▶ **EXERCISE REQUIREMENTS**
Please transcribe the data below exactly. Leave the pictures out.

Dataset entries
○ ○ ○ ○ ○

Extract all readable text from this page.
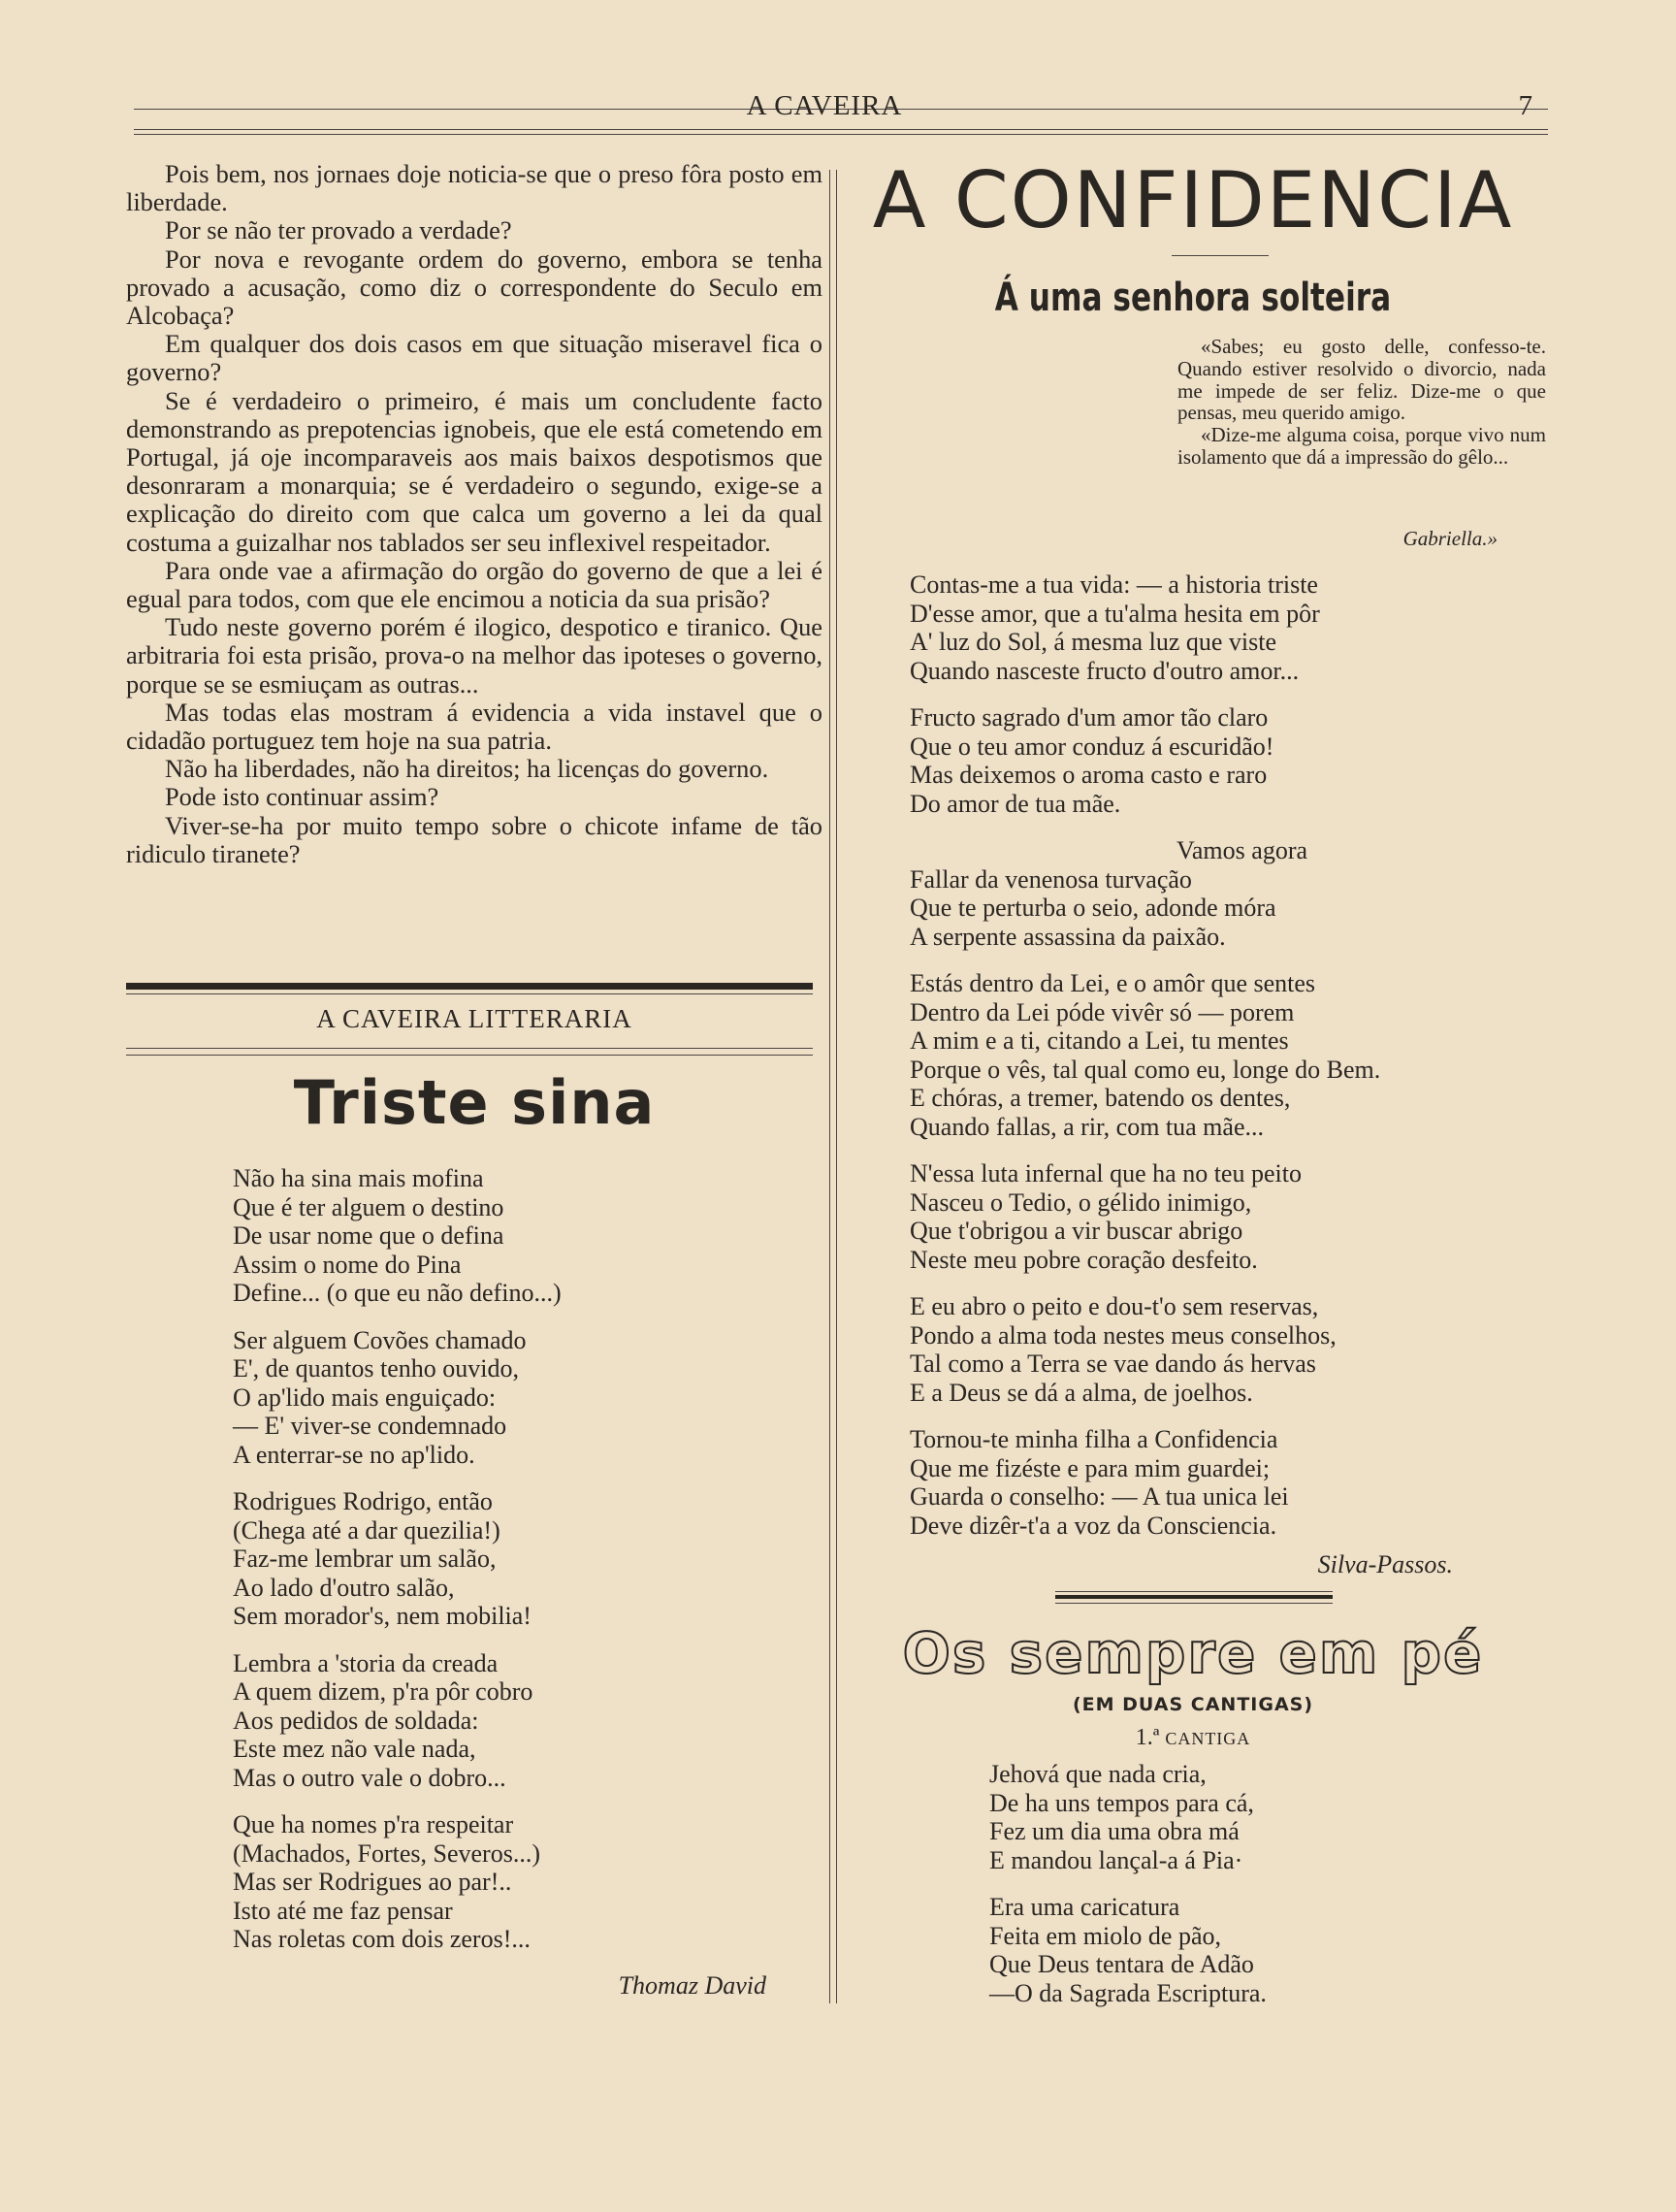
A CAVEIRA	7

Pois bem, nos jornaes doje noticia-se que o preso fôra posto em liberdade.

Por se não ter provado a verdade?

Por nova e revogante ordem do governo, embora se tenha provado a acusação, como diz o correspondente do Seculo em Alcobaça?

Em qualquer dos dois casos em que situação miseravel fica o governo?

Se é verdadeiro o primeiro, é mais um concludente facto demonstrando as prepotencias ignobeis, que ele está cometendo em Portugal, já oje incomparaveis aos mais baixos despotismos que desonraram a monarquia; se é verdadeiro o segundo, exige-se a explicação do direito com que calca um governo a lei da qual costuma a guizalhar nos tablados ser seu inflexivel respeitador.

Para onde vae a afirmação do orgão do governo de que a lei é egual para todos, com que ele encimou a noticia da sua prisão?

Tudo neste governo porém é ilogico, despotico e tiranico. Que arbitraria foi esta prisão, prova-o na melhor das ipoteses o governo, porque se se esmiuçam as outras...

Mas todas elas mostram á evidencia a vida instavel que o cidadão portuguez tem hoje na sua patria.

Não ha liberdades, não ha direitos; ha licenças do governo.

Pode isto continuar assim?

Viver-se-ha por muito tempo sobre o chicote infame de tão ridiculo tiranete?

A CAVEIRA LITTERARIA
Triste sina
Não ha sina mais mofina
Que é ter alguem o destino
De usar nome que o defina
Assim o nome do Pina
Define... (o que eu não defino...)
Ser alguem Covões chamado
E', de quantos tenho ouvido,
O ap'lido mais enguiçado:
— E' viver-se condemnado
A enterrar-se no ap'lido.
Rodrigues Rodrigo, então
(Chega até a dar quezilia!)
Faz-me lembrar um salão,
Ao lado d'outro salão,
Sem morador's, nem mobilia!
Lembra a 'storia da creada
A quem dizem, p'ra pôr cobro
Aos pedidos de soldada:
Este mez não vale nada,
Mas o outro vale o dobro...
Que ha nomes p'ra respeitar
(Machados, Fortes, Severos...)
Mas ser Rodrigues ao par!..
Isto até me faz pensar
Nas roletas com dois zeros!...
Thomaz David
A CONFIDENCIA
Á uma senhora solteira

«Sabes; eu gosto delle, confesso-te. Quando estiver resolvido o divorcio, nada me impede de ser feliz. Dize-me o que pensas, meu querido amigo.

«Dize-me alguma coisa, porque vivo num isolamento que dá a impressão do gêlo...

Gabriella.»
Contas-me a tua vida: — a historia triste
D'esse amor, que a tu'alma hesita em pôr
A' luz do Sol, á mesma luz que viste
Quando nasceste fructo d'outro amor...
Fructo sagrado d'um amor tão claro
Que o teu amor conduz á escuridão!
Mas deixemos o aroma casto e raro
Do amor de tua mãe.
Vamos agora
Fallar da venenosa turvação
Que te perturba o seio, adonde móra
A serpente assassina da paixão.
Estás dentro da Lei, e o amôr que sentes
Dentro da Lei póde vivêr só — porem
A mim e a ti, citando a Lei, tu mentes
Porque o vês, tal qual como eu, longe do Bem.
E chóras, a tremer, batendo os dentes,
Quando fallas, a rir, com tua mãe...
N'essa luta infernal que ha no teu peito
Nasceu o Tedio, o gélido inimigo,
Que t'obrigou a vir buscar abrigo
Neste meu pobre coração desfeito.
E eu abro o peito e dou-t'o sem reservas,
Pondo a alma toda nestes meus conselhos,
Tal como a Terra se vae dando ás hervas
E a Deus se dá a alma, de joelhos.
Tornou-te minha filha a Confidencia
Que me fizéste e para mim guardei;
Guarda o conselho: — A tua unica lei
Deve dizêr-t'a a voz da Consciencia.
Silva-Passos.
Os sempre em pé
(EM DUAS CANTIGAS)
1.ª CANTIGA
Jehová que nada cria,
De ha uns tempos para cá,
Fez um dia uma obra má
E mandou lançal-a á Pia·
Era uma caricatura
Feita em miolo de pão,
Que Deus tentara de Adão
—O da Sagrada Escriptura.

○ ○ ○ ○ ○

▶ **EXERCISE SOLUTION**
Extract all readable text from this page.
A CAVEIRA	7

Pois bem, nos jornaes doje noticia-se que o preso fôra posto em liberdade.

Por se não ter provado a verdade?

Por nova e revogante ordem do governo, embora se tenha provado a acusação, como diz o correspondente do Seculo em Alcobaça?

Em qualquer dos dois casos em que situação miseravel fica o governo?

Se é verdadeiro o primeiro, é mais um concludente facto demonstrando as prepotencias ignobeis, que ele está cometendo em Portugal, já oje incomparaveis aos mais baixos despotismos que desonraram a monarquia; se é verdadeiro o segundo, exige-se a explicação do direito com que calca um governo a lei da qual costuma a guizalhar nos tablados ser seu inflexivel respeitador.

Para onde vae a afirmação do orgão do governo de que a lei é egual para todos, com que ele encimou a noticia da sua prisão?

Tudo neste governo porém é ilogico, despotico e tiranico. Que arbitraria foi esta prisão, prova-o na melhor das ipoteses o governo, porque se se esmiuçam as outras...

Mas todas elas mostram á evidencia a vida instavel que o cidadão portuguez tem hoje na sua patria.

Não ha liberdades, não ha direitos; ha licenças do governo.

Pode isto continuar assim?

Viver-se-ha por muito tempo sobre o chicote infame de tão ridiculo tiranete?

A CAVEIRA LITTERARIA
Triste sina
Não ha sina mais mofina
Que é ter alguem o destino
De usar nome que o defina
Assim o nome do Pina
Define... (o que eu não defino...)
Ser alguem Covões chamado
E', de quantos tenho ouvido,
O ap'lido mais enguiçado:
— E' viver-se condemnado
A enterrar-se no ap'lido.
Rodrigues Rodrigo, então
(Chega até a dar quezilia!)
Faz-me lembrar um salão,
Ao lado d'outro salão,
Sem morador's, nem mobilia!
Lembra a 'storia da creada
A quem dizem, p'ra pôr cobro
Aos pedidos de soldada:
Este mez não vale nada,
Mas o outro vale o dobro...
Que ha nomes p'ra respeitar
(Machados, Fortes, Severos...)
Mas ser Rodrigues ao par!..
Isto até me faz pensar
Nas roletas com dois zeros!...
Thomaz David
A CONFIDENCIA
Á uma senhora solteira

«Sabes; eu gosto delle, confesso-te. Quando estiver resolvido o divorcio, nada me impede de ser feliz. Dize-me o que pensas, meu querido amigo.

«Dize-me alguma coisa, porque vivo num isolamento que dá a impressão do gêlo...

Gabriella.»
Contas-me a tua vida: — a historia triste
D'esse amor, que a tu'alma hesita em pôr
A' luz do Sol, á mesma luz que viste
Quando nasceste fructo d'outro amor...
Fructo sagrado d'um amor tão claro
Que o teu amor conduz á escuridão!
Mas deixemos o aroma casto e raro
Do amor de tua mãe.
Vamos agora
Fallar da venenosa turvação
Que te perturba o seio, adonde móra
A serpente assassina da paixão.
Estás dentro da Lei, e o amôr que sentes
Dentro da Lei póde vivêr só — porem
A mim e a ti, citando a Lei, tu mentes
Porque o vês, tal qual como eu, longe do Bem.
E chóras, a tremer, batendo os dentes,
Quando fallas, a rir, com tua mãe...
N'essa luta infernal que ha no teu peito
Nasceu o Tedio, o gélido inimigo,
Que t'obrigou a vir buscar abrigo
Neste meu pobre coração desfeito.
E eu abro o peito e dou-t'o sem reservas,
Pondo a alma toda nestes meus conselhos,
Tal como a Terra se vae dando ás hervas
E a Deus se dá a alma, de joelhos.
Tornou-te minha filha a Confidencia
Que me fizéste e para mim guardei;
Guarda o conselho: — A tua unica lei
Deve dizêr-t'a a voz da Consciencia.
Silva-Passos.
Os sempre em pé
(EM DUAS CANTIGAS)
1.ª CANTIGA
Jehová que nada cria,
De ha uns tempos para cá,
Fez um dia uma obra má
E mandou lançal-a á Pia·
Era uma caricatura
Feita em miolo de pão,
Que Deus tentara de Adão
—O da Sagrada Escriptura.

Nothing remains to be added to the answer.